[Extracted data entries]
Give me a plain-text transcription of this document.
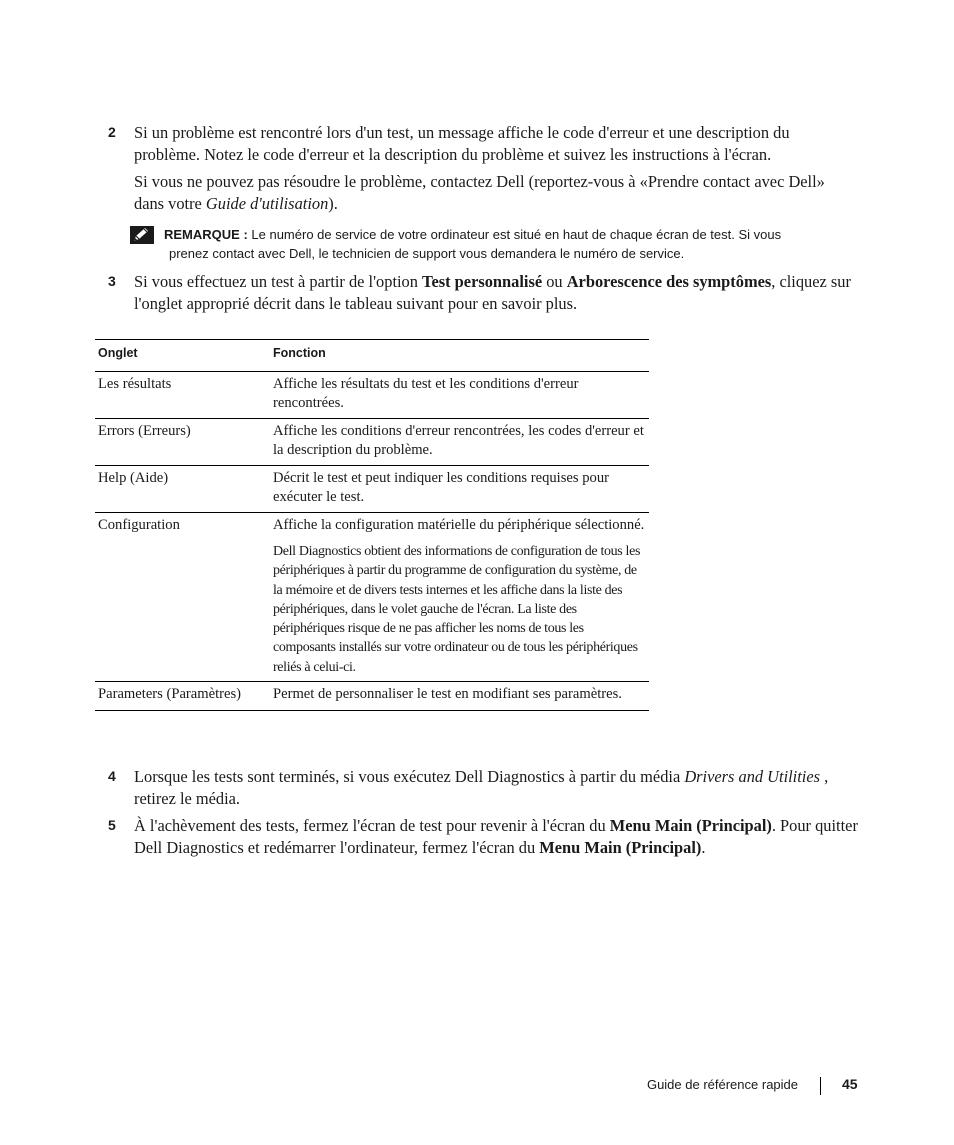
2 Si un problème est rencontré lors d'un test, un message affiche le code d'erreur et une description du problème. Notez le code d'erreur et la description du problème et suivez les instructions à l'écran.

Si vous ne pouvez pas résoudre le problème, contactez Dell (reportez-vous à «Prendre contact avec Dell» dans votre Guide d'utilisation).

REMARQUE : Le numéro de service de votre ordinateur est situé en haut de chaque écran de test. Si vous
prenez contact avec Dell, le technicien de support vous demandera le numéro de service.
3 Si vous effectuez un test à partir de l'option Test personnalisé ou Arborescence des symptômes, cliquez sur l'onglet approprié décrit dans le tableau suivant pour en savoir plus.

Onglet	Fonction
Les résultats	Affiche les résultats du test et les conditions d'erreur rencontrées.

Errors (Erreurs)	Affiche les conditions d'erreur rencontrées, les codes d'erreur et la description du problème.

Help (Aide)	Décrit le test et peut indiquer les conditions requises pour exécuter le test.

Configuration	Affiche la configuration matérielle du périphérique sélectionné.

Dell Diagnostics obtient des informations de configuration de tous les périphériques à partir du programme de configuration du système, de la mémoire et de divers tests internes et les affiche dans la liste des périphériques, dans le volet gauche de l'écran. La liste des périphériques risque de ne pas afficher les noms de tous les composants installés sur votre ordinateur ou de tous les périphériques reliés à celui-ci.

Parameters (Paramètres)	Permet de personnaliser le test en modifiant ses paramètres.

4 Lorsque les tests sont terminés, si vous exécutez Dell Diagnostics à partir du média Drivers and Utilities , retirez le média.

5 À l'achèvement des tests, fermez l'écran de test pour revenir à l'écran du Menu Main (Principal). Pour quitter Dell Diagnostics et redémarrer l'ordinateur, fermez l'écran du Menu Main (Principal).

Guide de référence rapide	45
* * *
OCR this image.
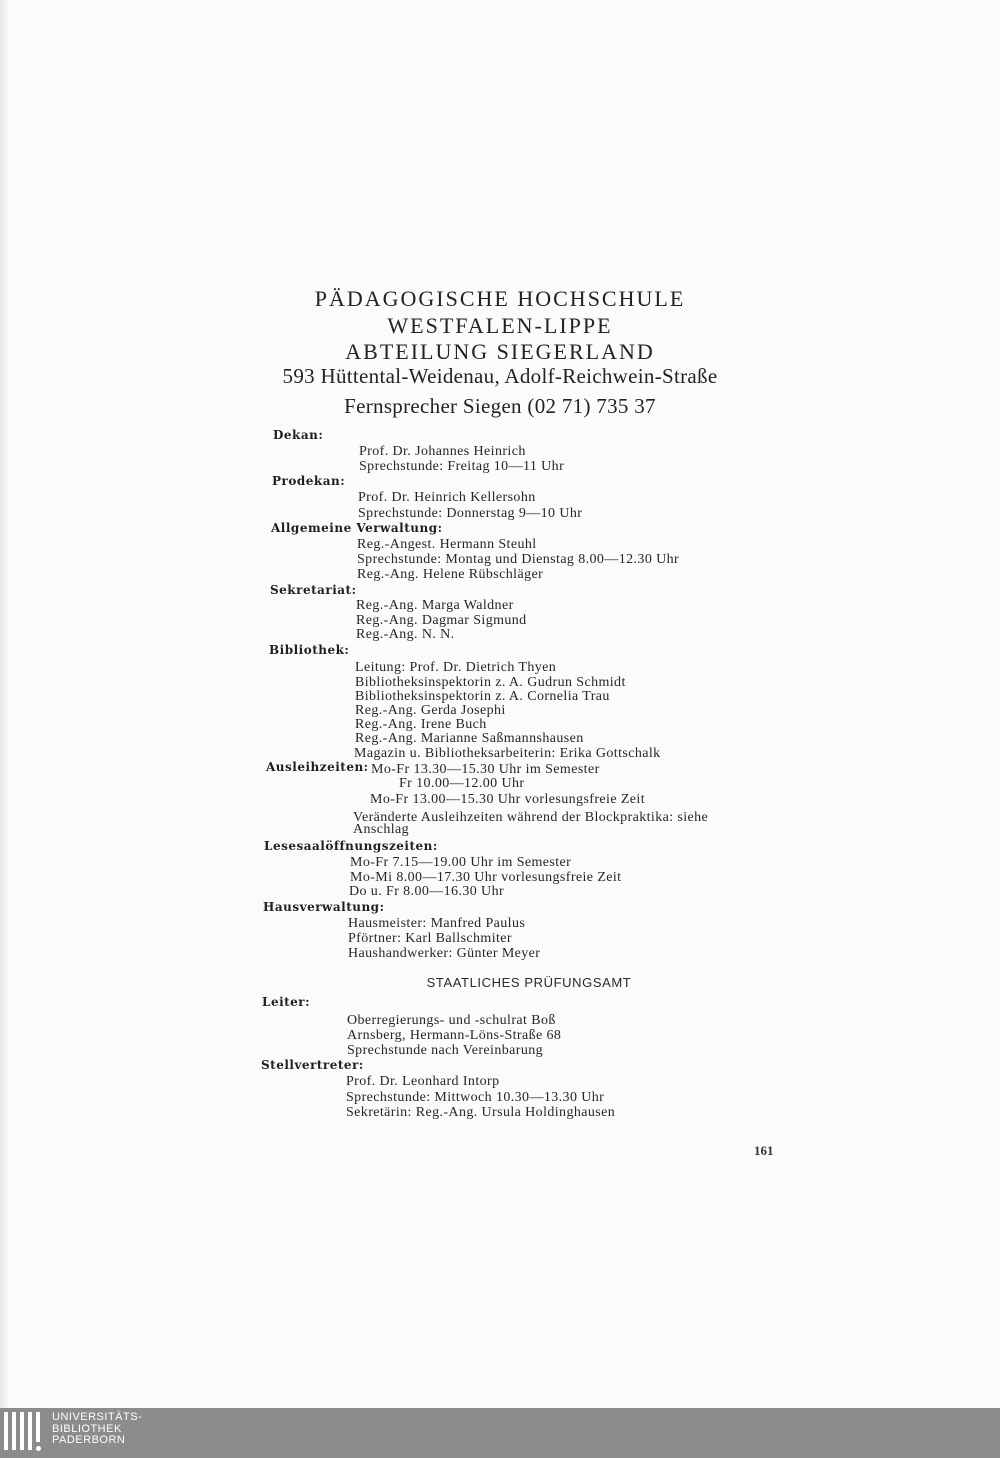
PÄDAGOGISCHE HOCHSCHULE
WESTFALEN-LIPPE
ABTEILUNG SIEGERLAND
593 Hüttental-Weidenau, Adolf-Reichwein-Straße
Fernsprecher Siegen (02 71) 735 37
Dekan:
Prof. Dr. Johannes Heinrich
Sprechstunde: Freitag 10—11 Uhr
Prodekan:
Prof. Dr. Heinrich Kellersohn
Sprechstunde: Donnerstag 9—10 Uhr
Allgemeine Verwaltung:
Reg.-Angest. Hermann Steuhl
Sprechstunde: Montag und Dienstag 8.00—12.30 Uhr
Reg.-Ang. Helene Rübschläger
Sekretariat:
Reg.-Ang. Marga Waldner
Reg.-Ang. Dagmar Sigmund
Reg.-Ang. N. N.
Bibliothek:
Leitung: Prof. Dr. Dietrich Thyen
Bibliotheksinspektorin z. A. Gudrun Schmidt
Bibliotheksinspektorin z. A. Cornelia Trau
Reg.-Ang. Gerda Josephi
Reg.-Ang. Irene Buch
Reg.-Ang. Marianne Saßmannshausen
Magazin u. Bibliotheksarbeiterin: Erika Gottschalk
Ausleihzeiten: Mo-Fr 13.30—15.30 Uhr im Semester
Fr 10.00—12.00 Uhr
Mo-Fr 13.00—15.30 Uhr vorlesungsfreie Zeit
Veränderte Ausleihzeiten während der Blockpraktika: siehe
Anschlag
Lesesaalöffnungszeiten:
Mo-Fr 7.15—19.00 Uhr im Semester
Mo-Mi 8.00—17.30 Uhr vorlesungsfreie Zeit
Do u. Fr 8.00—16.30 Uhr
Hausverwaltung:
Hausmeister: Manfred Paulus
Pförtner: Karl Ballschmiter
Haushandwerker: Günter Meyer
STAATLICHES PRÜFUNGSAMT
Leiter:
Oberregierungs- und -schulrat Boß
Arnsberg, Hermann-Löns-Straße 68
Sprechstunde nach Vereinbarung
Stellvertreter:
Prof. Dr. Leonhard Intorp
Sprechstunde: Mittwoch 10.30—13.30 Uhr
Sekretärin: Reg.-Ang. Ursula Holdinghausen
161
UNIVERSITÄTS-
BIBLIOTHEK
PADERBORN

Exercise objective:
Return each line with "vous".

Full output:
Si vous ne pouvez pas résoudre le problème, contactez Dell (reportez-vous à «Prendre contact avec Dell» dans votre Guide d'utilisation).
REMARQUE : Le numéro de service de votre ordinateur est situé en haut de chaque écran de test. Si vous
prenez contact avec Dell, le technicien de support vous demandera le numéro de service.
3 Si vous effectuez un test à partir de l'option Test personnalisé ou Arborescence des symptômes, cliquez sur l'onglet approprié décrit dans le tableau suivant pour en savoir plus.
4 Lorsque les tests sont terminés, si vous exécutez Dell Diagnostics à partir du média Drivers and Utilities , retirez le média.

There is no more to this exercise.